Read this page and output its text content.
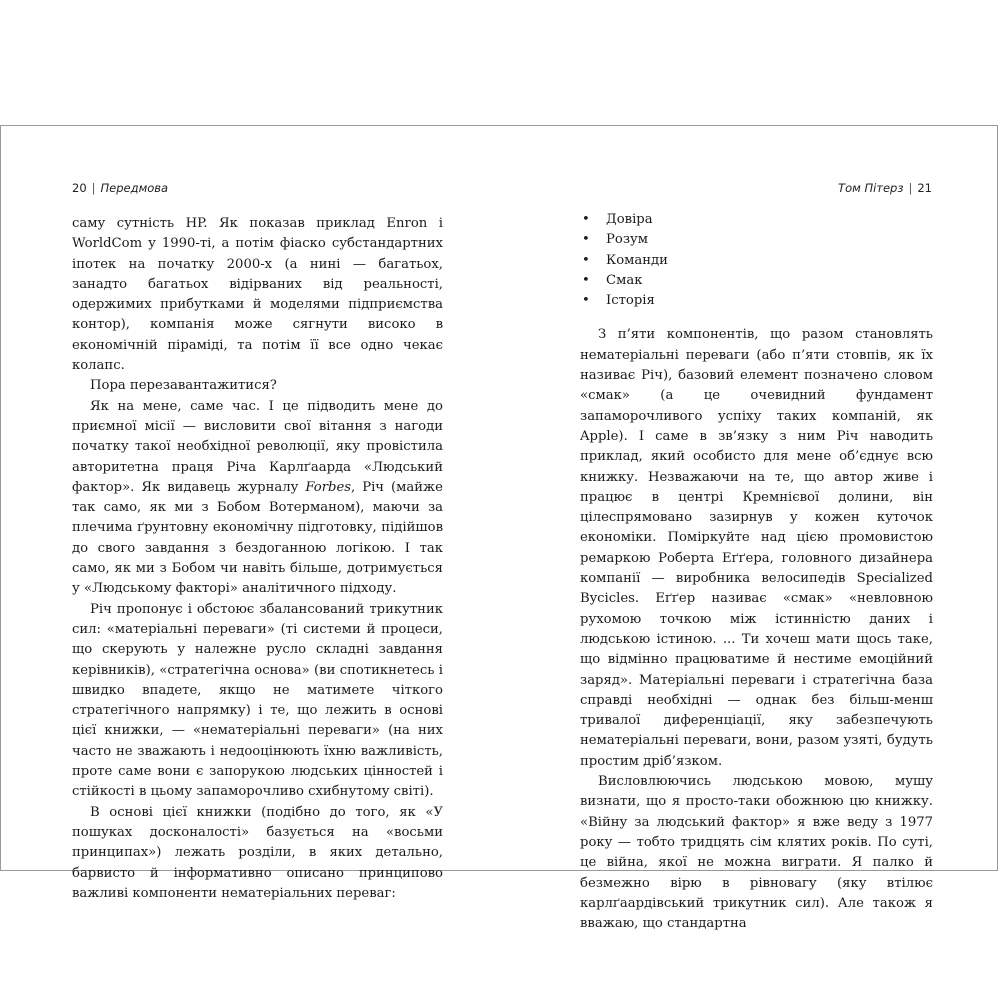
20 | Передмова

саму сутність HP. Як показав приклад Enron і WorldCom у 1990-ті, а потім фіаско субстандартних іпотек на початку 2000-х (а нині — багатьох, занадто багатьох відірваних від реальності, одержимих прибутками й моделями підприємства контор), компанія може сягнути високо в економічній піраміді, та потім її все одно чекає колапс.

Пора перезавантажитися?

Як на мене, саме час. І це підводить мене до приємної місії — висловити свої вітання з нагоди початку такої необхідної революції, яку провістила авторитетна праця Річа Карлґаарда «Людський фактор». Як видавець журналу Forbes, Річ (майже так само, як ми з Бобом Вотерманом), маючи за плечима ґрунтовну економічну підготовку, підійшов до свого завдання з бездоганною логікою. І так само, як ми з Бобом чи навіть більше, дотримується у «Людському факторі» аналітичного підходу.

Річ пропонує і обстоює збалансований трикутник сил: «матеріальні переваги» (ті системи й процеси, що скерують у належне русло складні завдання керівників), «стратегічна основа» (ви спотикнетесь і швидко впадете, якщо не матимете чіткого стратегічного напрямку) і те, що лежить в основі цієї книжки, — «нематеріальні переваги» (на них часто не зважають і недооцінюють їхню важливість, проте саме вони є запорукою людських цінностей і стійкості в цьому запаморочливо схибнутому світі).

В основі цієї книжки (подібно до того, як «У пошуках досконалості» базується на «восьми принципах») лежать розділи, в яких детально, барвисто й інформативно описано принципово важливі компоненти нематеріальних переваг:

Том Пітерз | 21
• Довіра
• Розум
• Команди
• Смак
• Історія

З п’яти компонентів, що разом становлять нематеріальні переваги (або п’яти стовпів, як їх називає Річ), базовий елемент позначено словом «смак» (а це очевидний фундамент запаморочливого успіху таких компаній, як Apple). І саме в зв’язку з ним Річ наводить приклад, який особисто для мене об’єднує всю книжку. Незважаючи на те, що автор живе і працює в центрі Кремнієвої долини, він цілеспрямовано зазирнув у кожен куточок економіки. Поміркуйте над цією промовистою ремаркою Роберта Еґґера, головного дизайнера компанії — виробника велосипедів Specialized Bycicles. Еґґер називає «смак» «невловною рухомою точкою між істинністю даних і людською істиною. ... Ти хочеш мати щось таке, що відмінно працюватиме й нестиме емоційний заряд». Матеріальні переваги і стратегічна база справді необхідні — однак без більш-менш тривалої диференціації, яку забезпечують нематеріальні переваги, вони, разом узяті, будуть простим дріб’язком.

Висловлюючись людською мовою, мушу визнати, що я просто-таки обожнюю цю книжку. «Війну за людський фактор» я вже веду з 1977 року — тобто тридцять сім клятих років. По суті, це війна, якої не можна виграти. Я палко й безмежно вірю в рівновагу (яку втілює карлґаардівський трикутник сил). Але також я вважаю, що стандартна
----------
§ Problem
Read the entries and pick out all lines that include the word "книжки".

§ Written answer
Річ пропонує і обстоює збалансований трикутник сил: «матеріальні переваги» (ті системи й процеси, що скерують у належне русло складні завдання керівників), «стратегічна основа» (ви спотикнетесь і швидко впадете, якщо не матимете чіткого стратегічного напрямку) і те, що лежить в основі цієї книжки, — «нематеріальні переваги» (на них часто не зважають і недооцінюють їхню важливість, проте саме вони є запорукою людських цінностей і стійкості в цьому запаморочливо схибнутому світі).
В основі цієї книжки (подібно до того, як «У пошуках досконалості» базується на «восьми принципах») лежать розділи, в яких детально, барвисто й інформативно описано принципово важливі компоненти нематеріальних переваг:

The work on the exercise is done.